▶ [WHAT TO PRODUCE]: Give the number of lines that include the string "clock", nothing more.

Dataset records
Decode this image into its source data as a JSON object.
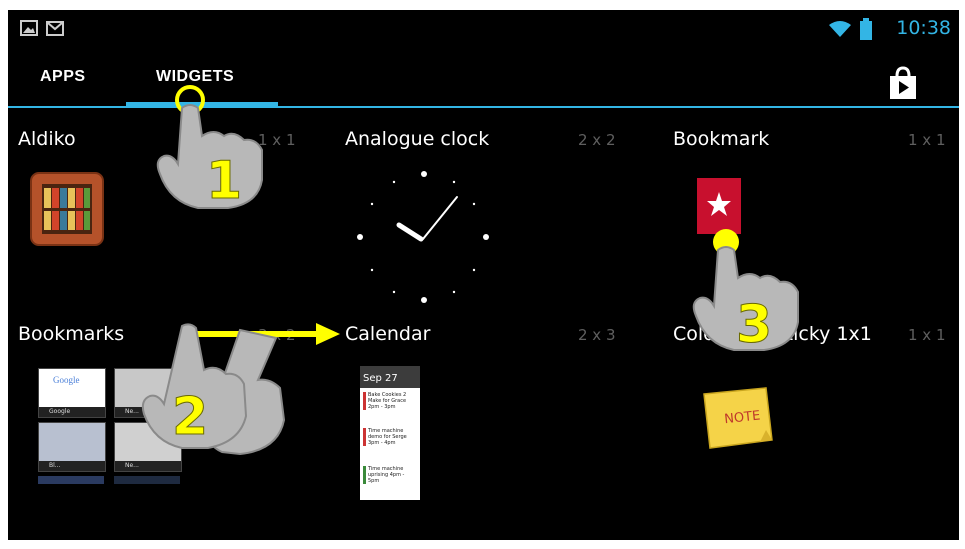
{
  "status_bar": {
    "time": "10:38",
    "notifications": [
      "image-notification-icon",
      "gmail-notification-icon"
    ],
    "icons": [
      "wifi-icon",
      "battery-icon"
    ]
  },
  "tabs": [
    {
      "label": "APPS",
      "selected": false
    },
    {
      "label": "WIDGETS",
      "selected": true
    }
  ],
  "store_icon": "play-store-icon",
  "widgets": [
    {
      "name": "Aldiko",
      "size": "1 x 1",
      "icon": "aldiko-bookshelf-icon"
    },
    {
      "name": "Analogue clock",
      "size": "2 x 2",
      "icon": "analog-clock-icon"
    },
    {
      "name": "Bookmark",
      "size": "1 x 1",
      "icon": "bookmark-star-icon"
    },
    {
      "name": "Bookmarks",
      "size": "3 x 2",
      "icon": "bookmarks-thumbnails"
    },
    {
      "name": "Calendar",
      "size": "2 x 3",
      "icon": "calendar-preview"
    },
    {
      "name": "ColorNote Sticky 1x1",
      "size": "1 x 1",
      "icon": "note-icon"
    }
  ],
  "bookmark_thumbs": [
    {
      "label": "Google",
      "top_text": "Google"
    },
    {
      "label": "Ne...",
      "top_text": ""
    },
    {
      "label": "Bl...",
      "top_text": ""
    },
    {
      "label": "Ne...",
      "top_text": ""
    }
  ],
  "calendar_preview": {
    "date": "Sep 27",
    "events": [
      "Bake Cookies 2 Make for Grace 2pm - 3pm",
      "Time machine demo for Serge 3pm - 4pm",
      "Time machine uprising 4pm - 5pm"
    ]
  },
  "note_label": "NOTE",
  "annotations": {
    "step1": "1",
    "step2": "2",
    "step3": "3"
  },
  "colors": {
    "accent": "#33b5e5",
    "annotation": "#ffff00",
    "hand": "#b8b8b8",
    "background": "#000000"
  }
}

* * *

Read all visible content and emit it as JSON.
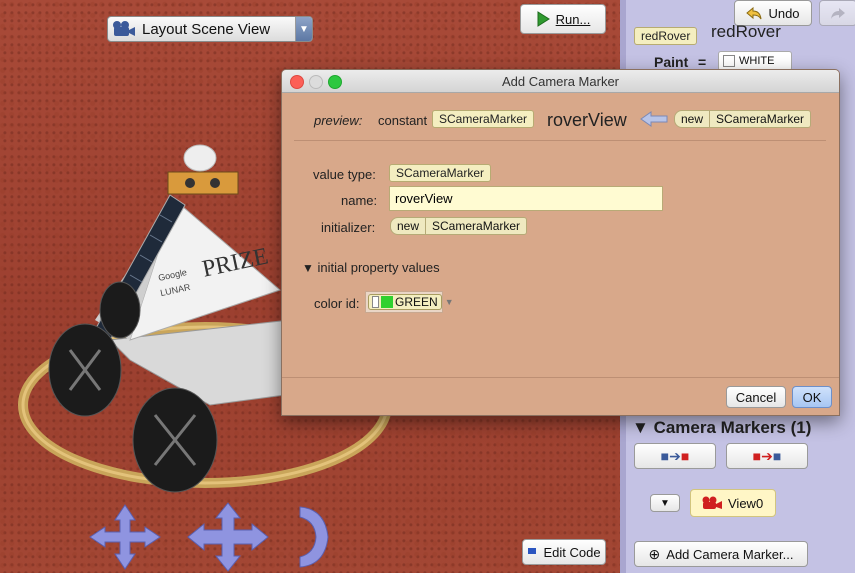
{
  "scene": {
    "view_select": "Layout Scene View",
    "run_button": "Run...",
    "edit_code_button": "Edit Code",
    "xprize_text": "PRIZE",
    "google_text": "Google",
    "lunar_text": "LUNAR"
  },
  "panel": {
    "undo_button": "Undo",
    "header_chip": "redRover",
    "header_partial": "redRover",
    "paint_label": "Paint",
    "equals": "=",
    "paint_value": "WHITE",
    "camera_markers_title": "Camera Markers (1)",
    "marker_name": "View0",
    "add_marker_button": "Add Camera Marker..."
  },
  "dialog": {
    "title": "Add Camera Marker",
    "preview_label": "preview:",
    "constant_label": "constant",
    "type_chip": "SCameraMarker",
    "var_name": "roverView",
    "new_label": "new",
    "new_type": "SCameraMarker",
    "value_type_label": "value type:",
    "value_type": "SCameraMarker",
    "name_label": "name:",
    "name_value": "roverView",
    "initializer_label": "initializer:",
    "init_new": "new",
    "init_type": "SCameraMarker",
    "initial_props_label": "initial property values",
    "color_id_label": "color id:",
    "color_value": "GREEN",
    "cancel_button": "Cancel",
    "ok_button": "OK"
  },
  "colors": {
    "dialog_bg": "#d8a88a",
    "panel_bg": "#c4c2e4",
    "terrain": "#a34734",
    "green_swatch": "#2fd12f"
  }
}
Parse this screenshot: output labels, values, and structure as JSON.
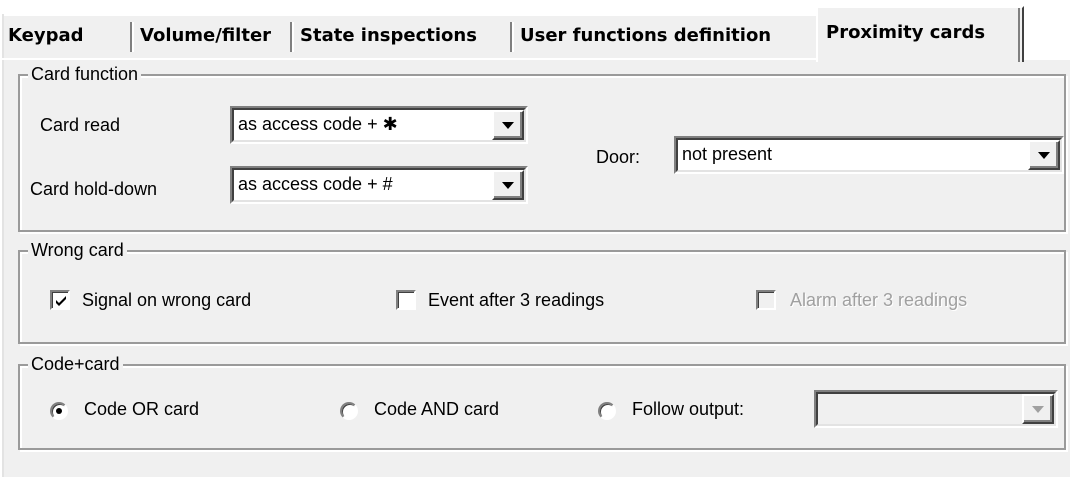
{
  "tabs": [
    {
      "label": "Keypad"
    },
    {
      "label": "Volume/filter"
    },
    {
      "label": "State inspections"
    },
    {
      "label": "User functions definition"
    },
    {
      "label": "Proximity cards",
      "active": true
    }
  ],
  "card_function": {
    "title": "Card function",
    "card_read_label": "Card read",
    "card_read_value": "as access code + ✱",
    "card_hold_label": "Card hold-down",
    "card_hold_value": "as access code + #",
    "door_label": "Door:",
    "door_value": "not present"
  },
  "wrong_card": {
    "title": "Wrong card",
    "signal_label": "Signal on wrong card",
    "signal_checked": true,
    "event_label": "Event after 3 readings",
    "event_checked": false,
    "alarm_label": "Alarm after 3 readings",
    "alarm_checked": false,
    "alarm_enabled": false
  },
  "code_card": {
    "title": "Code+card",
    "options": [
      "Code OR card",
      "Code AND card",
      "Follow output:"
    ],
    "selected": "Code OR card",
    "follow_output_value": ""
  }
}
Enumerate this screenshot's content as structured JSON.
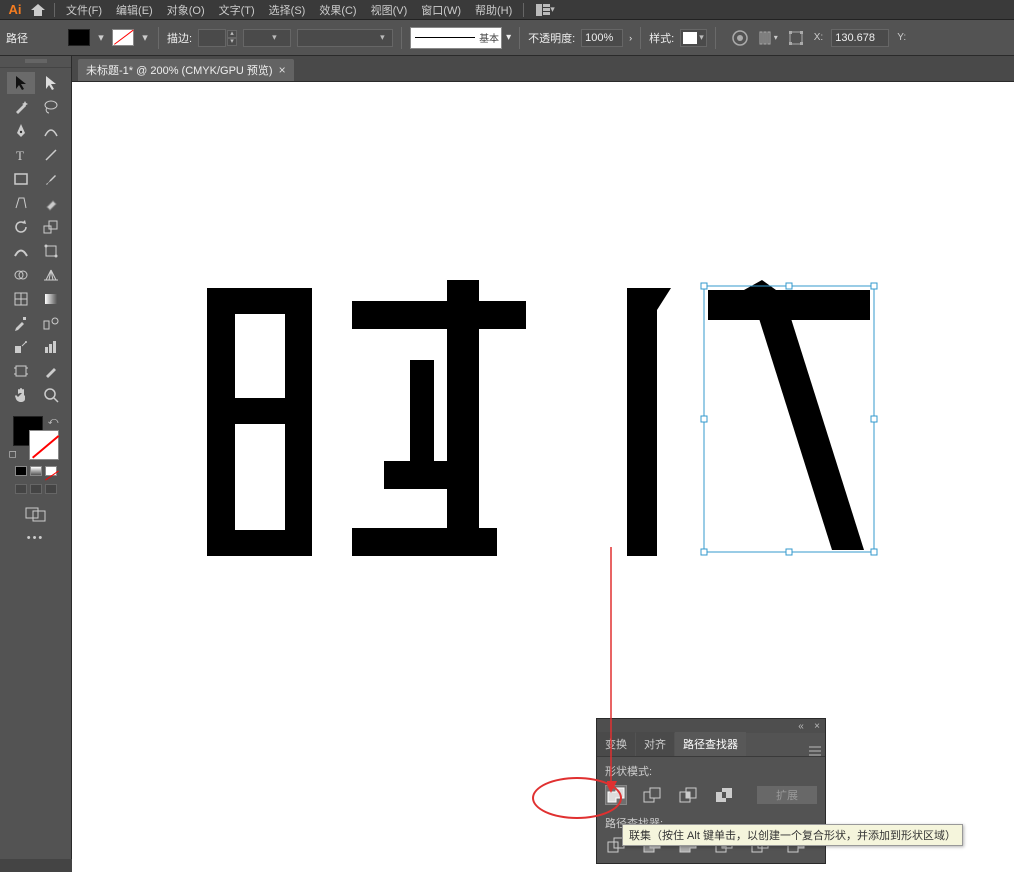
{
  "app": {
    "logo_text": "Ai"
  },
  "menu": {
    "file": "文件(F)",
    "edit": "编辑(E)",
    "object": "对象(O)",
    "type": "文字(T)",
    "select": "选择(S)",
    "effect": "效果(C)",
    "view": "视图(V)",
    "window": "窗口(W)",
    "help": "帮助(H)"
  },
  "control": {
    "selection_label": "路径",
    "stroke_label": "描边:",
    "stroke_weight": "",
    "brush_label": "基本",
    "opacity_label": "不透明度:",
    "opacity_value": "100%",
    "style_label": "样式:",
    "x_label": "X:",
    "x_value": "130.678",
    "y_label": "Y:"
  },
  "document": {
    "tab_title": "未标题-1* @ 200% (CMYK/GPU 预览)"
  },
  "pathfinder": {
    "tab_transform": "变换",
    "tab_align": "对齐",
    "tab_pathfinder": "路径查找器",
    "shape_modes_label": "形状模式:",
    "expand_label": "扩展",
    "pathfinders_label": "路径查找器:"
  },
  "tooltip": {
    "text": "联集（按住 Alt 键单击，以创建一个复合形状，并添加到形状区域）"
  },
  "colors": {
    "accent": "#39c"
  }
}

▶ [ANSWER TO THIS EXERCISE]: 2